**What needs to be done:** Locate every line that holds the string "width" and copy it.

**Exercise materials:**
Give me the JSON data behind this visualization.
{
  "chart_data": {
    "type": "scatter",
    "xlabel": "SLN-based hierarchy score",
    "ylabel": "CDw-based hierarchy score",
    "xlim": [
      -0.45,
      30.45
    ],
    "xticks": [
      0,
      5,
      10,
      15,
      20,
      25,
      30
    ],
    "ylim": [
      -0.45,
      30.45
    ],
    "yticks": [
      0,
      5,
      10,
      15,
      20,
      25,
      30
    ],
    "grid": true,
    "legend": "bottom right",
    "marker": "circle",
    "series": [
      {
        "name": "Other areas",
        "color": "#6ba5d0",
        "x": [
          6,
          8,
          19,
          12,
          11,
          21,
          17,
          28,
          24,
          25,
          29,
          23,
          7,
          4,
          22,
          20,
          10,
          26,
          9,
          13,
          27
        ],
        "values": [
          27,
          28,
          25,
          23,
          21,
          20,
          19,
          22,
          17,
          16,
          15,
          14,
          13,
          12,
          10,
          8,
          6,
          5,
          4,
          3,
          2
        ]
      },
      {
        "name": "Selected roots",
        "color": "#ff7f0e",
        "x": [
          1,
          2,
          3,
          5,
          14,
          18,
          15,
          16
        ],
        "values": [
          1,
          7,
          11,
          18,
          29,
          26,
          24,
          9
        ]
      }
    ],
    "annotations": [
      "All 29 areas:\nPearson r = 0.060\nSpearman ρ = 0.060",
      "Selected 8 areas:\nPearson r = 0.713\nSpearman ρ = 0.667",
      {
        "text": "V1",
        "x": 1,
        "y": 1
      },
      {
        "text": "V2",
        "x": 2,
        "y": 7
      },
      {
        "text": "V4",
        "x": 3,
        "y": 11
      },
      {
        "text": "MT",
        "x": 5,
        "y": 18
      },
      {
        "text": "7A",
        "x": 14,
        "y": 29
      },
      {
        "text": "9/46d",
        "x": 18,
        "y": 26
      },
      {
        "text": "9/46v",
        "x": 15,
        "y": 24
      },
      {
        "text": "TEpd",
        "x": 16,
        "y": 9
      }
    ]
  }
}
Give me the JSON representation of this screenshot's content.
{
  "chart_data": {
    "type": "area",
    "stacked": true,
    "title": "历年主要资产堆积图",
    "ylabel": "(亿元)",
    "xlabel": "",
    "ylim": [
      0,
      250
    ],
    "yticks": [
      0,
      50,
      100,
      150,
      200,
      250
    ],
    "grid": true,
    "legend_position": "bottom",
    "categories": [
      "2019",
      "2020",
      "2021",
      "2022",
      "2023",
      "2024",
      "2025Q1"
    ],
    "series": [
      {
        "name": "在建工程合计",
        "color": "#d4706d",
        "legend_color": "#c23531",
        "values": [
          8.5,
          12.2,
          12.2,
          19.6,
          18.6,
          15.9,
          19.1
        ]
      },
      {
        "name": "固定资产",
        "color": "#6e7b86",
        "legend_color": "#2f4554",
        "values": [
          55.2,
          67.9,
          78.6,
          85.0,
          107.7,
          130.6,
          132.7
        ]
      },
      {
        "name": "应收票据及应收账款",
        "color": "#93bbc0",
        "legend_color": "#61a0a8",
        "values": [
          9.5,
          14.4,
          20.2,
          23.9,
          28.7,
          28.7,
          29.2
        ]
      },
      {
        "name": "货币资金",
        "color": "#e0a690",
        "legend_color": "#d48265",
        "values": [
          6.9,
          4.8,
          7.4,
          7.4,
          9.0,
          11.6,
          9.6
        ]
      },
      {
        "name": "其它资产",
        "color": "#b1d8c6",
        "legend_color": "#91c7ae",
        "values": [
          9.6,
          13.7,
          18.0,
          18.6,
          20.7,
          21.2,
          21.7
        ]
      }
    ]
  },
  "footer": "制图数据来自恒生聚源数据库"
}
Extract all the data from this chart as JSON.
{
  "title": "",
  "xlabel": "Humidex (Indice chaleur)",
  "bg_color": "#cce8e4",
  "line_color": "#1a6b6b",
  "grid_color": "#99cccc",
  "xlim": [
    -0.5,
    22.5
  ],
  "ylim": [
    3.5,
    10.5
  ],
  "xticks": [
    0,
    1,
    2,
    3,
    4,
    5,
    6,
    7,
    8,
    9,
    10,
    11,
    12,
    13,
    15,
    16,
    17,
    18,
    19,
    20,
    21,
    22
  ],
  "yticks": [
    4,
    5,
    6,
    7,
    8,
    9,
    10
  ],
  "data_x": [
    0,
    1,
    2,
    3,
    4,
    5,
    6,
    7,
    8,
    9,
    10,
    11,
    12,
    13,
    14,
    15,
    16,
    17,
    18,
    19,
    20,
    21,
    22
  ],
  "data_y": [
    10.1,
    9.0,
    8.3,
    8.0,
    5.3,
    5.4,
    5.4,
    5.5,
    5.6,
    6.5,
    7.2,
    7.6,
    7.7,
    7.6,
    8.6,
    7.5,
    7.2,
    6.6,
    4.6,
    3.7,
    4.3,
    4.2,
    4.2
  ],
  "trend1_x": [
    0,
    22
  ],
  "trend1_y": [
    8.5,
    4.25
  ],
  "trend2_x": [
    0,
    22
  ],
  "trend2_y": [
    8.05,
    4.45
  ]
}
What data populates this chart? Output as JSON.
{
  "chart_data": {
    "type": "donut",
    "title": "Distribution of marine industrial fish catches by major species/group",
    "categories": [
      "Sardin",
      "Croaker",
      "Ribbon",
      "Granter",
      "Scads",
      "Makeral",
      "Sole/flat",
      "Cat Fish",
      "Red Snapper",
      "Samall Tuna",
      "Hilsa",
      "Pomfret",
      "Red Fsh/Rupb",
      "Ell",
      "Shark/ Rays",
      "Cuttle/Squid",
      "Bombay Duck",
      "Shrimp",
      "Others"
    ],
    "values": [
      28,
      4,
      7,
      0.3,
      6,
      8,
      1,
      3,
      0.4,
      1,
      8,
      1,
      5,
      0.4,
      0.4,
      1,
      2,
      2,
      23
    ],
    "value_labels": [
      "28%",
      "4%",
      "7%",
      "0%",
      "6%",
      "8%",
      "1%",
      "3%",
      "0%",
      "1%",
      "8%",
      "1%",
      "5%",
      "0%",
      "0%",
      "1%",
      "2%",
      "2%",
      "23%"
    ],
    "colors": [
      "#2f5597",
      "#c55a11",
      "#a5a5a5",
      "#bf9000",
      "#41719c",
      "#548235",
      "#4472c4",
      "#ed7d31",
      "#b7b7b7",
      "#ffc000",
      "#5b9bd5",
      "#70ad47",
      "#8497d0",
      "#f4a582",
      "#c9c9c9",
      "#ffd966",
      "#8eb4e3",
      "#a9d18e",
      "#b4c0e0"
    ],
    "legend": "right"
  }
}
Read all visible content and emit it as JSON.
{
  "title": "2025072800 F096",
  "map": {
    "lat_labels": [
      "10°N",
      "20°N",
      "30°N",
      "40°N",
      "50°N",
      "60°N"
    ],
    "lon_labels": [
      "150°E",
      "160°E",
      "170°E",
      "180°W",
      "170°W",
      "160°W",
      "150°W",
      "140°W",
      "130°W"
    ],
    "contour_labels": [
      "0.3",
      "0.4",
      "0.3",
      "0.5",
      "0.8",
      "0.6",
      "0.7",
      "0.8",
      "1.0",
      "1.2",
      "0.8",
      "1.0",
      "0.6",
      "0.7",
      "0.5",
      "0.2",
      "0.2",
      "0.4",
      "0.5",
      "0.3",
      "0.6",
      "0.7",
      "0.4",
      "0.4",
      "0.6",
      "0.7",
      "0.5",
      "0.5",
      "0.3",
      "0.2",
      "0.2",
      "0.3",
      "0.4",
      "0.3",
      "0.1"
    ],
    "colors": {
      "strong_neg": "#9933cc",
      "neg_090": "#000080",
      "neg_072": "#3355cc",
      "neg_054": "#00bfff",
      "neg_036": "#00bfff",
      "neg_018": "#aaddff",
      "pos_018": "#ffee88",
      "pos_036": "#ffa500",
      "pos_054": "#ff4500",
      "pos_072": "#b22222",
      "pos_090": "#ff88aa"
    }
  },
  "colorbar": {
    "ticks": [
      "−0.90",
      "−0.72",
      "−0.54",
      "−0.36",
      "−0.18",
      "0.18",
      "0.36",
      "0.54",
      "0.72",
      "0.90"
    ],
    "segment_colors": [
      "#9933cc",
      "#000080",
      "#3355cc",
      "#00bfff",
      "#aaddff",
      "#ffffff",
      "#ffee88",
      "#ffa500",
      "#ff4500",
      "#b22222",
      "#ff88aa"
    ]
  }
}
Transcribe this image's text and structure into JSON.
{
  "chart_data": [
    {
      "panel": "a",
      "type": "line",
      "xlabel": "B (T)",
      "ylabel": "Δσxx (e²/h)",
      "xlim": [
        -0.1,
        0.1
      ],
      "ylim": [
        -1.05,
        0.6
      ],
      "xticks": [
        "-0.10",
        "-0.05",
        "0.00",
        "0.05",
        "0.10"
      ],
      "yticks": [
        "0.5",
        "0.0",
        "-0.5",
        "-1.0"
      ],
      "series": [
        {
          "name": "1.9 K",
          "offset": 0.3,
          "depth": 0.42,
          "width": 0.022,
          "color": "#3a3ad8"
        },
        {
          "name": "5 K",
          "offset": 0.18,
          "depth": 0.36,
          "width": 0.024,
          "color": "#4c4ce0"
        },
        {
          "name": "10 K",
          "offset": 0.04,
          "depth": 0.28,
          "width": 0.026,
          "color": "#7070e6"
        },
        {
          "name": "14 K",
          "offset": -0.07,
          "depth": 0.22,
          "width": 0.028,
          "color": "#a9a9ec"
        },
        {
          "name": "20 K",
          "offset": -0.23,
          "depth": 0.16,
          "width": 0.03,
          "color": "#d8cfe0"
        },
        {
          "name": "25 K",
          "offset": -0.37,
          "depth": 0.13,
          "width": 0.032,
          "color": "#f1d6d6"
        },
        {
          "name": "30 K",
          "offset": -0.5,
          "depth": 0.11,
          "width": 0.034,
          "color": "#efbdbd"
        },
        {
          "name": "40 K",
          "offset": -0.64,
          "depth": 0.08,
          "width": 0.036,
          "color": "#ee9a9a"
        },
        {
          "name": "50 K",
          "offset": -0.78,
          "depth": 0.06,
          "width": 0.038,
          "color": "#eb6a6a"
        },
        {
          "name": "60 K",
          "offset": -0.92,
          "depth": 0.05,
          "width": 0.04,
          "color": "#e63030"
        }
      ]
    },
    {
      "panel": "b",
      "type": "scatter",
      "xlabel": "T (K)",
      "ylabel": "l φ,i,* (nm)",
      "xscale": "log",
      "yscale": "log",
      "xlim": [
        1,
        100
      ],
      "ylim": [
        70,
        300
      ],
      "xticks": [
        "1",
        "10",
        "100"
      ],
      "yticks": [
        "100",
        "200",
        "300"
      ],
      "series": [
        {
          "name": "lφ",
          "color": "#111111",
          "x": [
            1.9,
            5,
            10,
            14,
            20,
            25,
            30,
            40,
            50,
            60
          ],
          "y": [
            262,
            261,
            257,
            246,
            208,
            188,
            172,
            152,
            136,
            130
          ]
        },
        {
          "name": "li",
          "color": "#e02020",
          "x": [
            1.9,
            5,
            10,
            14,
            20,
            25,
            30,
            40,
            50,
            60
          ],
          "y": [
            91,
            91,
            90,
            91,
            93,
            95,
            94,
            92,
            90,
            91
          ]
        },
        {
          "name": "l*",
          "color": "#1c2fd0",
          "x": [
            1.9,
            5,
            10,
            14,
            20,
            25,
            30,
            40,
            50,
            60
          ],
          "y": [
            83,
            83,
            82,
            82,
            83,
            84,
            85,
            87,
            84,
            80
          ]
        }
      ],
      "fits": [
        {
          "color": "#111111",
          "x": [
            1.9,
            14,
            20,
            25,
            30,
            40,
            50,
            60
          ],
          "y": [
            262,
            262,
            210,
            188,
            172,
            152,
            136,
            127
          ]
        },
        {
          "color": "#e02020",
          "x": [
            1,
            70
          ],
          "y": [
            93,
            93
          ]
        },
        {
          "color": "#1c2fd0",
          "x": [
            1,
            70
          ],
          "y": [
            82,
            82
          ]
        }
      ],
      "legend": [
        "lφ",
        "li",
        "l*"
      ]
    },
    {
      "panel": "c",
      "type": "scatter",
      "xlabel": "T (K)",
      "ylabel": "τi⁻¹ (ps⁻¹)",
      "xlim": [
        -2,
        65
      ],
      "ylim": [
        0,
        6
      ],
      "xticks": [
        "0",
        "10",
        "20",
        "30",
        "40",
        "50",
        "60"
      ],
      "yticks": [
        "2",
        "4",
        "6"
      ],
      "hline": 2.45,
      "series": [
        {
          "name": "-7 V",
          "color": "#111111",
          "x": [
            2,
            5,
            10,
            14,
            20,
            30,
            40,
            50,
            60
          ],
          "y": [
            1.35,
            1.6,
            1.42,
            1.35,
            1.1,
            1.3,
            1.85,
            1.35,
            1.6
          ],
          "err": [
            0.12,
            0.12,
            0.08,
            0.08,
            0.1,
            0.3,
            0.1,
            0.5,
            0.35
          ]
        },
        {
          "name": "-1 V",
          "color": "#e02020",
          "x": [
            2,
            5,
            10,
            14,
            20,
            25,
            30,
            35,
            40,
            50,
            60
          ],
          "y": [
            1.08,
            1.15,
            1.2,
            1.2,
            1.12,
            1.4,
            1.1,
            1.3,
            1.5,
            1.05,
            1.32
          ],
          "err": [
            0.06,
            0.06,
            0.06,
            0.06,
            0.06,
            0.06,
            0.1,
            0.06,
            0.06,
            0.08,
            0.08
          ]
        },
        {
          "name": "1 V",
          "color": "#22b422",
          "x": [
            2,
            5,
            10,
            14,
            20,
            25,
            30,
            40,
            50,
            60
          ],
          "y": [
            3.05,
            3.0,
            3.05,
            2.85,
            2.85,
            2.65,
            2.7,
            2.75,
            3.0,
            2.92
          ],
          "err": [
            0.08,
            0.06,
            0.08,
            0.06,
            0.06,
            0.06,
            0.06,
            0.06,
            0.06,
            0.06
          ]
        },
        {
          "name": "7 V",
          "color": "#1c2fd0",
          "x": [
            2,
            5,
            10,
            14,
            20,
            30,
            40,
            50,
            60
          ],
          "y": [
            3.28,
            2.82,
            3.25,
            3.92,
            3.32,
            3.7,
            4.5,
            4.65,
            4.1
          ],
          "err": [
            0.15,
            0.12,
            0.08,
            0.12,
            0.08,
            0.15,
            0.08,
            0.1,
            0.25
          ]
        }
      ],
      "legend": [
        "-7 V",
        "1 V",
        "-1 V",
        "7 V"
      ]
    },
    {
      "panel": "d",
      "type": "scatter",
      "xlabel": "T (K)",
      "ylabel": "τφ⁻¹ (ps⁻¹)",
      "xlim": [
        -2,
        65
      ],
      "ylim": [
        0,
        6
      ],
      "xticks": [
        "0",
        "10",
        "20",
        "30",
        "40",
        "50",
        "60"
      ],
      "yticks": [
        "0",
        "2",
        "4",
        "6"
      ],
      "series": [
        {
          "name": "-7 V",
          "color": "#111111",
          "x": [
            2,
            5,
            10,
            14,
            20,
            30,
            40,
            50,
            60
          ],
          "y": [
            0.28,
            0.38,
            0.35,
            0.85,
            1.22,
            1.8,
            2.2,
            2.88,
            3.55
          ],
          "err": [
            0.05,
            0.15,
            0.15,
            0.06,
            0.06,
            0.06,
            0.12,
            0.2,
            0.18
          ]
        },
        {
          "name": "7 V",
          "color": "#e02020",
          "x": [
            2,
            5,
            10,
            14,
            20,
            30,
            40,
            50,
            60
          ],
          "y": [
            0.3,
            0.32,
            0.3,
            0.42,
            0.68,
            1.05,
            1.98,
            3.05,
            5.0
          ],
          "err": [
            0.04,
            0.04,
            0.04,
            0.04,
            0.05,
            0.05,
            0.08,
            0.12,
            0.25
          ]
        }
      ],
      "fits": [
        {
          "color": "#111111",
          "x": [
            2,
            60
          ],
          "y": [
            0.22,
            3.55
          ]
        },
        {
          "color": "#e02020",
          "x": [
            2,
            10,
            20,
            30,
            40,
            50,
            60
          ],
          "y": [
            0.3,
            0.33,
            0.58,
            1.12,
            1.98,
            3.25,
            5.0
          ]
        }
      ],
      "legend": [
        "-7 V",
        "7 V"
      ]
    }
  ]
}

**Finished task:**
          "width": 0.022,
          "width": 0.024,
          "width": 0.026,
          "width": 0.028,
          "width": 0.03,
          "width": 0.032,
          "width": 0.034,
          "width": 0.036,
          "width": 0.038,
          "width": 0.04,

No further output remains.